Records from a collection
------------------------------------

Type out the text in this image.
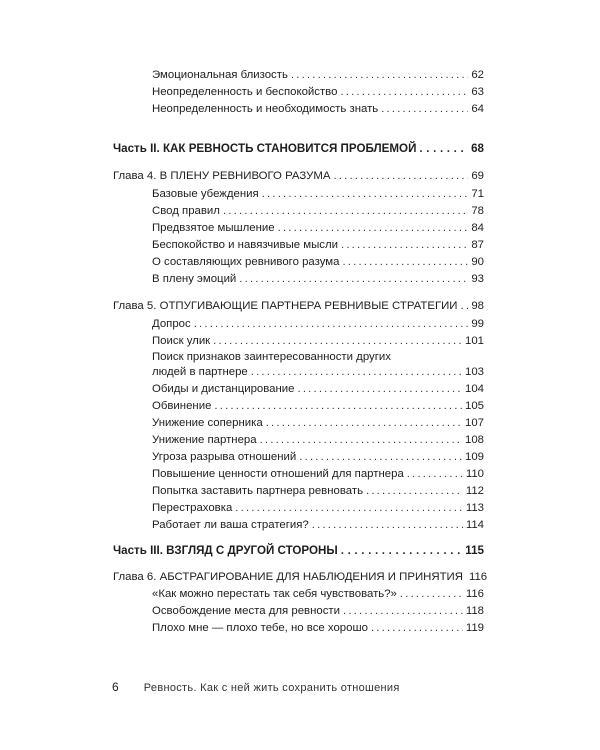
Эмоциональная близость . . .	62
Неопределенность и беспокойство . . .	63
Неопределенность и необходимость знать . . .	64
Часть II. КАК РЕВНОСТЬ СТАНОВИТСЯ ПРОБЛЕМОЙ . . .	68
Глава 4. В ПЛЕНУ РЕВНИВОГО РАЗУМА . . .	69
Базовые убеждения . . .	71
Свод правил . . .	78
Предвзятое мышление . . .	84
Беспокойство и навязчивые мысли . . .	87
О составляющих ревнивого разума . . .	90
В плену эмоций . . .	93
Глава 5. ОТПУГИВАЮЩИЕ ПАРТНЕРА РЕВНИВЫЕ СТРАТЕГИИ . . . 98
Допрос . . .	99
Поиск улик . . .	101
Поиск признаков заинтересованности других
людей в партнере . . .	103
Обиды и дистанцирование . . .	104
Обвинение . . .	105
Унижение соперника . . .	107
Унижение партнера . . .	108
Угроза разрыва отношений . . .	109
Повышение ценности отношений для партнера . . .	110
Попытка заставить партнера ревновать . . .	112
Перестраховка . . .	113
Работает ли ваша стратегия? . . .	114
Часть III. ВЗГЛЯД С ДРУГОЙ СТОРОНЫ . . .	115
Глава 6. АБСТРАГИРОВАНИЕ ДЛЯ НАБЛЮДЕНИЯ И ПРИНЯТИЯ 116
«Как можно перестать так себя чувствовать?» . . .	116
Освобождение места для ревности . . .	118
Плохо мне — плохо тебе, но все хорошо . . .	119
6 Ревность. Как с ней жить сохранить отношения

------------------------------------

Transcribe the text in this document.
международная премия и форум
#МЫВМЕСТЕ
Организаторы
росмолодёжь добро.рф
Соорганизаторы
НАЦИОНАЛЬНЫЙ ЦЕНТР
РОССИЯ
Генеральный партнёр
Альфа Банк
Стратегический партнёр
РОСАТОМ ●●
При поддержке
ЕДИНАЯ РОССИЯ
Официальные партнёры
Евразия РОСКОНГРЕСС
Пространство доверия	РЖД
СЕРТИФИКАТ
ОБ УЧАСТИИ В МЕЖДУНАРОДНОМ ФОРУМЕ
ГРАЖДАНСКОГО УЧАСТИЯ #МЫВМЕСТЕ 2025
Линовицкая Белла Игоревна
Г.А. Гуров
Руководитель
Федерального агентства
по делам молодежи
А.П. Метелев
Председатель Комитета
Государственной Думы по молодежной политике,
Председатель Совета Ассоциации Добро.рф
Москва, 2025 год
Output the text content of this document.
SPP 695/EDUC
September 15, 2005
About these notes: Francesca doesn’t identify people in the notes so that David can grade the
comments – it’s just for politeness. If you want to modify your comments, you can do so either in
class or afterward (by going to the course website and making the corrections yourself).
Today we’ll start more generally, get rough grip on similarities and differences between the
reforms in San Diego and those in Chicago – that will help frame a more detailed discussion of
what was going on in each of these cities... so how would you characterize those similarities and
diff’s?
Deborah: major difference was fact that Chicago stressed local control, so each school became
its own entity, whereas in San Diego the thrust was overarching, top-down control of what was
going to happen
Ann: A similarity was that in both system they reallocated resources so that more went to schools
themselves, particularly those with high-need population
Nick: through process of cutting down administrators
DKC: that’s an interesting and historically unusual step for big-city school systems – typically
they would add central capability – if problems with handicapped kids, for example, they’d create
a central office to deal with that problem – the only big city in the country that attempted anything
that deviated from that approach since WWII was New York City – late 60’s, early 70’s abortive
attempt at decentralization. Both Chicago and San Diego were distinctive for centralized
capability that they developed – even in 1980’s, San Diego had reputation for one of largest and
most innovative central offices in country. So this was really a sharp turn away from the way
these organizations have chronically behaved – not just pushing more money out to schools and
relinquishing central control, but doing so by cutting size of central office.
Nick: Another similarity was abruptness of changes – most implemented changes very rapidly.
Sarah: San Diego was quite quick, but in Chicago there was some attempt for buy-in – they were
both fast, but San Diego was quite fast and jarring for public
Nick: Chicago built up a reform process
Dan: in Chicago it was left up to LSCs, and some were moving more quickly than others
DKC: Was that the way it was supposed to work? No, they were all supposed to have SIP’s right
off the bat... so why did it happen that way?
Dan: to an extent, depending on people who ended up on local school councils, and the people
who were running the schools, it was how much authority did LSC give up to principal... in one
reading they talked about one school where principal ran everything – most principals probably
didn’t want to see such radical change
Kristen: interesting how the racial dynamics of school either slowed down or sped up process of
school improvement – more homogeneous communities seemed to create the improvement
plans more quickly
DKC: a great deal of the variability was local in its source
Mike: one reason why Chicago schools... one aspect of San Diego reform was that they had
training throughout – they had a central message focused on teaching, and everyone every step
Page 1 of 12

------------------------------------

**What you should do:**
Go through the entries above and copy every line containing "those".

**Written solution:**
reforms in San Diego and those in Chicago – that will help frame a more detailed discussion of
what was going on in each of these cities... so how would you characterize those similarities and
themselves, particularly those with high-need population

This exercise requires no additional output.